Given records —
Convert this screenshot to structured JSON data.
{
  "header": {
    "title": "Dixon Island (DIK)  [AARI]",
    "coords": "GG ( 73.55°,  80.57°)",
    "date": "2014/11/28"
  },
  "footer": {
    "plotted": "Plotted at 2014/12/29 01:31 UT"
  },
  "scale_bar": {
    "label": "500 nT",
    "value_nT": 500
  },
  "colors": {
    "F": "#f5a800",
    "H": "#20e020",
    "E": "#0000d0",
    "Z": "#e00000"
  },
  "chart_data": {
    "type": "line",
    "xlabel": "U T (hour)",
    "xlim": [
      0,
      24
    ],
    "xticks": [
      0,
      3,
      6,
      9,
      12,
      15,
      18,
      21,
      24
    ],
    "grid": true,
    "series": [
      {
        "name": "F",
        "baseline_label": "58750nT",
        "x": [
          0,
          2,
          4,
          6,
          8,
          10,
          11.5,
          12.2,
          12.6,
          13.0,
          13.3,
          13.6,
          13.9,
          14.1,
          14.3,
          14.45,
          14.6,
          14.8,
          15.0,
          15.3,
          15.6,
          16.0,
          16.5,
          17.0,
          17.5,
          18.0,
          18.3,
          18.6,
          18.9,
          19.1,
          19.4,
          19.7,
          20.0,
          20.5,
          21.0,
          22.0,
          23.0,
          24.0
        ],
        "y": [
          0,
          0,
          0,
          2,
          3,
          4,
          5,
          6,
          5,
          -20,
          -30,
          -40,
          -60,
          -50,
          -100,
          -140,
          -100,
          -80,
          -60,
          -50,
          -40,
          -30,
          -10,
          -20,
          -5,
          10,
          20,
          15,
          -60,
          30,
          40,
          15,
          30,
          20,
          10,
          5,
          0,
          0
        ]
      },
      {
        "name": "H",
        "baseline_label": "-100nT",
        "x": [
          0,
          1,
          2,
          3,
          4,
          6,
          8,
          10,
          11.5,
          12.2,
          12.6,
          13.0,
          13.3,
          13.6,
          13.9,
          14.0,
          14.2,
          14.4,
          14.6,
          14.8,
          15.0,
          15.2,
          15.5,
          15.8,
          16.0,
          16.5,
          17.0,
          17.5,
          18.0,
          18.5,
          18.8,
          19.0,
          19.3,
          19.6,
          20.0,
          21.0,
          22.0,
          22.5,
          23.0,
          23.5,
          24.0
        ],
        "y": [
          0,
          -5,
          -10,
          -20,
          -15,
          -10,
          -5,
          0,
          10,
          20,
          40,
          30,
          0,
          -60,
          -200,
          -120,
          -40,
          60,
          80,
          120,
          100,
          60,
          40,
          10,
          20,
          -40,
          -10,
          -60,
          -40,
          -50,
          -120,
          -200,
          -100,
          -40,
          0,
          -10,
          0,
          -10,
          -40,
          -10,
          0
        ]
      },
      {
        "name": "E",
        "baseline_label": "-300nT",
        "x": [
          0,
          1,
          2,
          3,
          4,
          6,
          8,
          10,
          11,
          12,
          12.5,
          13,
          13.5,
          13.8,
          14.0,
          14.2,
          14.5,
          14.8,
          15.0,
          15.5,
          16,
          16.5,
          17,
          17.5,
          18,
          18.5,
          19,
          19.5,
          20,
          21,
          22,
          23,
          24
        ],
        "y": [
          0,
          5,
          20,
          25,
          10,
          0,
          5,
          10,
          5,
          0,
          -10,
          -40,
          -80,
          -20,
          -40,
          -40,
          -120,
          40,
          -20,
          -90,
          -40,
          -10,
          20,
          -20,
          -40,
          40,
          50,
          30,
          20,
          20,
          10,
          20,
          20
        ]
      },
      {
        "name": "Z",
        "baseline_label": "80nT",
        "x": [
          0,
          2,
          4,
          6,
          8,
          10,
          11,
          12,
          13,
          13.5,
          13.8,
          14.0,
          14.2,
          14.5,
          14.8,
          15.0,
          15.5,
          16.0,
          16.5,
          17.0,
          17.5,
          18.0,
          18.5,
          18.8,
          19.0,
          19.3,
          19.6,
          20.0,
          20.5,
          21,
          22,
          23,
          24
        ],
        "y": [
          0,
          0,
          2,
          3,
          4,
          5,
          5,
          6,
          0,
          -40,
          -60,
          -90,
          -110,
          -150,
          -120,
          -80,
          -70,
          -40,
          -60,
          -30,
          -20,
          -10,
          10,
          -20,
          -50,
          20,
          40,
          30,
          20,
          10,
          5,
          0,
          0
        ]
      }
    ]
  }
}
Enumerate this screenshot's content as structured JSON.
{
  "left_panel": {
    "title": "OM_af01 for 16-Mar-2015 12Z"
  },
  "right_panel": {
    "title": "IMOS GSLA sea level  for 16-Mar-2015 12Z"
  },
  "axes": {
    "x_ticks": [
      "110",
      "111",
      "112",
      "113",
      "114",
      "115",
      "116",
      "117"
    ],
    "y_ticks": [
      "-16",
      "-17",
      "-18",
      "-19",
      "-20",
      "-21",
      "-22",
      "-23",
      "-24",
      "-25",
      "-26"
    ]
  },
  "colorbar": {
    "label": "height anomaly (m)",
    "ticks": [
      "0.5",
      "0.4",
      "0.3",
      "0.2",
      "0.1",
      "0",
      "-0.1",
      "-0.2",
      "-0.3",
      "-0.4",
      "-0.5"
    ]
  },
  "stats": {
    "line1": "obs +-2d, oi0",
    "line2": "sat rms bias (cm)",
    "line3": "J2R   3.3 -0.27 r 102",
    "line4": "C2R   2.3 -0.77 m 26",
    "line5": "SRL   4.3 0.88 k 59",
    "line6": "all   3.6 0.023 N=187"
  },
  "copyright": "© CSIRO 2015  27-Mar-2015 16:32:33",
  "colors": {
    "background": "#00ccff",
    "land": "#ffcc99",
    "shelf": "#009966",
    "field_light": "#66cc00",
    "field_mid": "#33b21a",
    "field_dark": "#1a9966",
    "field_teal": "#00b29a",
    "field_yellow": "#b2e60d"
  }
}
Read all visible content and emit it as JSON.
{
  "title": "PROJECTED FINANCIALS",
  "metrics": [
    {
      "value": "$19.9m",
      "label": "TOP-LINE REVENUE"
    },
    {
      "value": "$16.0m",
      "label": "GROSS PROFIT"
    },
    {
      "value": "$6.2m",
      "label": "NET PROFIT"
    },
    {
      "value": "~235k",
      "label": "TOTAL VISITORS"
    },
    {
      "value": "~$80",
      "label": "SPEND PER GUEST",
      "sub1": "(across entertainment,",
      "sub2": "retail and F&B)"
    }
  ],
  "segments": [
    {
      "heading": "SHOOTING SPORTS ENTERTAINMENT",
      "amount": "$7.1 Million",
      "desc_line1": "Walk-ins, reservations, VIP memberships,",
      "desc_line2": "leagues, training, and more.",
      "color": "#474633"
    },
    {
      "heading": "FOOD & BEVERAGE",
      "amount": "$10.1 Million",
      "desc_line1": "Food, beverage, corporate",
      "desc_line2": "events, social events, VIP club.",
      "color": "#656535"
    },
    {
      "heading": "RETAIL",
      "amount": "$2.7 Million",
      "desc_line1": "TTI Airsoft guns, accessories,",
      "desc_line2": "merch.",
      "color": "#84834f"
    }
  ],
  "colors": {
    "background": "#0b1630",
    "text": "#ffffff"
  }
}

Exercise brief — Quote all of the entries exactly as they appear.

Task result —
Convert this screenshot to structured JSON data.
{
  "header": {
    "title": "Dixon Island (DIK)  [AARI]",
    "coords": "GG ( 73.55°,  80.57°)",
    "date": "2014/11/28"
  },
  "footer": {
    "plotted": "Plotted at 2014/12/29 01:31 UT"
  },
  "scale_bar": {
    "label": "500 nT",
    "value_nT": 500
  },
  "colors": {
    "F": "#f5a800",
    "H": "#20e020",
    "E": "#0000d0",
    "Z": "#e00000"
  },
  "chart_data": {
    "type": "line",
    "xlabel": "U T (hour)",
    "xlim": [
      0,
      24
    ],
    "xticks": [
      0,
      3,
      6,
      9,
      12,
      15,
      18,
      21,
      24
    ],
    "grid": true,
    "series": [
      {
        "name": "F",
        "baseline_label": "58750nT",
        "x": [
          0,
          2,
          4,
          6,
          8,
          10,
          11.5,
          12.2,
          12.6,
          13.0,
          13.3,
          13.6,
          13.9,
          14.1,
          14.3,
          14.45,
          14.6,
          14.8,
          15.0,
          15.3,
          15.6,
          16.0,
          16.5,
          17.0,
          17.5,
          18.0,
          18.3,
          18.6,
          18.9,
          19.1,
          19.4,
          19.7,
          20.0,
          20.5,
          21.0,
          22.0,
          23.0,
          24.0
        ],
        "y": [
          0,
          0,
          0,
          2,
          3,
          4,
          5,
          6,
          5,
          -20,
          -30,
          -40,
          -60,
          -50,
          -100,
          -140,
          -100,
          -80,
          -60,
          -50,
          -40,
          -30,
          -10,
          -20,
          -5,
          10,
          20,
          15,
          -60,
          30,
          40,
          15,
          30,
          20,
          10,
          5,
          0,
          0
        ]
      },
      {
        "name": "H",
        "baseline_label": "-100nT",
        "x": [
          0,
          1,
          2,
          3,
          4,
          6,
          8,
          10,
          11.5,
          12.2,
          12.6,
          13.0,
          13.3,
          13.6,
          13.9,
          14.0,
          14.2,
          14.4,
          14.6,
          14.8,
          15.0,
          15.2,
          15.5,
          15.8,
          16.0,
          16.5,
          17.0,
          17.5,
          18.0,
          18.5,
          18.8,
          19.0,
          19.3,
          19.6,
          20.0,
          21.0,
          22.0,
          22.5,
          23.0,
          23.5,
          24.0
        ],
        "y": [
          0,
          -5,
          -10,
          -20,
          -15,
          -10,
          -5,
          0,
          10,
          20,
          40,
          30,
          0,
          -60,
          -200,
          -120,
          -40,
          60,
          80,
          120,
          100,
          60,
          40,
          10,
          20,
          -40,
          -10,
          -60,
          -40,
          -50,
          -120,
          -200,
          -100,
          -40,
          0,
          -10,
          0,
          -10,
          -40,
          -10,
          0
        ]
      },
      {
        "name": "E",
        "baseline_label": "-300nT",
        "x": [
          0,
          1,
          2,
          3,
          4,
          6,
          8,
          10,
          11,
          12,
          12.5,
          13,
          13.5,
          13.8,
          14.0,
          14.2,
          14.5,
          14.8,
          15.0,
          15.5,
          16,
          16.5,
          17,
          17.5,
          18,
          18.5,
          19,
          19.5,
          20,
          21,
          22,
          23,
          24
        ],
        "y": [
          0,
          5,
          20,
          25,
          10,
          0,
          5,
          10,
          5,
          0,
          -10,
          -40,
          -80,
          -20,
          -40,
          -40,
          -120,
          40,
          -20,
          -90,
          -40,
          -10,
          20,
          -20,
          -40,
          40,
          50,
          30,
          20,
          20,
          10,
          20,
          20
        ]
      },
      {
        "name": "Z",
        "baseline_label": "80nT",
        "x": [
          0,
          2,
          4,
          6,
          8,
          10,
          11,
          12,
          13,
          13.5,
          13.8,
          14.0,
          14.2,
          14.5,
          14.8,
          15.0,
          15.5,
          16.0,
          16.5,
          17.0,
          17.5,
          18.0,
          18.5,
          18.8,
          19.0,
          19.3,
          19.6,
          20.0,
          20.5,
          21,
          22,
          23,
          24
        ],
        "y": [
          0,
          0,
          2,
          3,
          4,
          5,
          5,
          6,
          0,
          -40,
          -60,
          -90,
          -110,
          -150,
          -120,
          -80,
          -70,
          -40,
          -60,
          -30,
          -20,
          -10,
          10,
          -20,
          -50,
          20,
          40,
          30,
          20,
          10,
          5,
          0,
          0
        ]
      }
    ]
  }
}
Enumerate this screenshot's content as structured JSON.
{
  "left_panel": {
    "title": "OM_af01 for 16-Mar-2015 12Z"
  },
  "right_panel": {
    "title": "IMOS GSLA sea level  for 16-Mar-2015 12Z"
  },
  "axes": {
    "x_ticks": [
      "110",
      "111",
      "112",
      "113",
      "114",
      "115",
      "116",
      "117"
    ],
    "y_ticks": [
      "-16",
      "-17",
      "-18",
      "-19",
      "-20",
      "-21",
      "-22",
      "-23",
      "-24",
      "-25",
      "-26"
    ]
  },
  "colorbar": {
    "label": "height anomaly (m)",
    "ticks": [
      "0.5",
      "0.4",
      "0.3",
      "0.2",
      "0.1",
      "0",
      "-0.1",
      "-0.2",
      "-0.3",
      "-0.4",
      "-0.5"
    ]
  },
  "stats": {
    "line1": "obs +-2d, oi0",
    "line2": "sat rms bias (cm)",
    "line3": "J2R   3.3 -0.27 r 102",
    "line4": "C2R   2.3 -0.77 m 26",
    "line5": "SRL   4.3 0.88 k 59",
    "line6": "all   3.6 0.023 N=187"
  },
  "copyright": "© CSIRO 2015  27-Mar-2015 16:32:33",
  "colors": {
    "background": "#00ccff",
    "land": "#ffcc99",
    "shelf": "#009966",
    "field_light": "#66cc00",
    "field_mid": "#33b21a",
    "field_dark": "#1a9966",
    "field_teal": "#00b29a",
    "field_yellow": "#b2e60d"
  }
}
Read all visible content and emit it as JSON.
{
  "title": "PROJECTED FINANCIALS",
  "metrics": [
    {
      "value": "$19.9m",
      "label": "TOP-LINE REVENUE"
    },
    {
      "value": "$16.0m",
      "label": "GROSS PROFIT"
    },
    {
      "value": "$6.2m",
      "label": "NET PROFIT"
    },
    {
      "value": "~235k",
      "label": "TOTAL VISITORS"
    },
    {
      "value": "~$80",
      "label": "SPEND PER GUEST",
      "sub1": "(across entertainment,",
      "sub2": "retail and F&B)"
    }
  ],
  "segments": [
    {
      "heading": "SHOOTING SPORTS ENTERTAINMENT",
      "amount": "$7.1 Million",
      "desc_line1": "Walk-ins, reservations, VIP memberships,",
      "desc_line2": "leagues, training, and more.",
      "color": "#474633"
    },
    {
      "heading": "FOOD & BEVERAGE",
      "amount": "$10.1 Million",
      "desc_line1": "Food, beverage, corporate",
      "desc_line2": "events, social events, VIP club.",
      "color": "#656535"
    },
    {
      "heading": "RETAIL",
      "amount": "$2.7 Million",
      "desc_line1": "TTI Airsoft guns, accessories,",
      "desc_line2": "merch.",
      "color": "#84834f"
    }
  ],
  "colors": {
    "background": "#0b1630",
    "text": "#ffffff"
  }
}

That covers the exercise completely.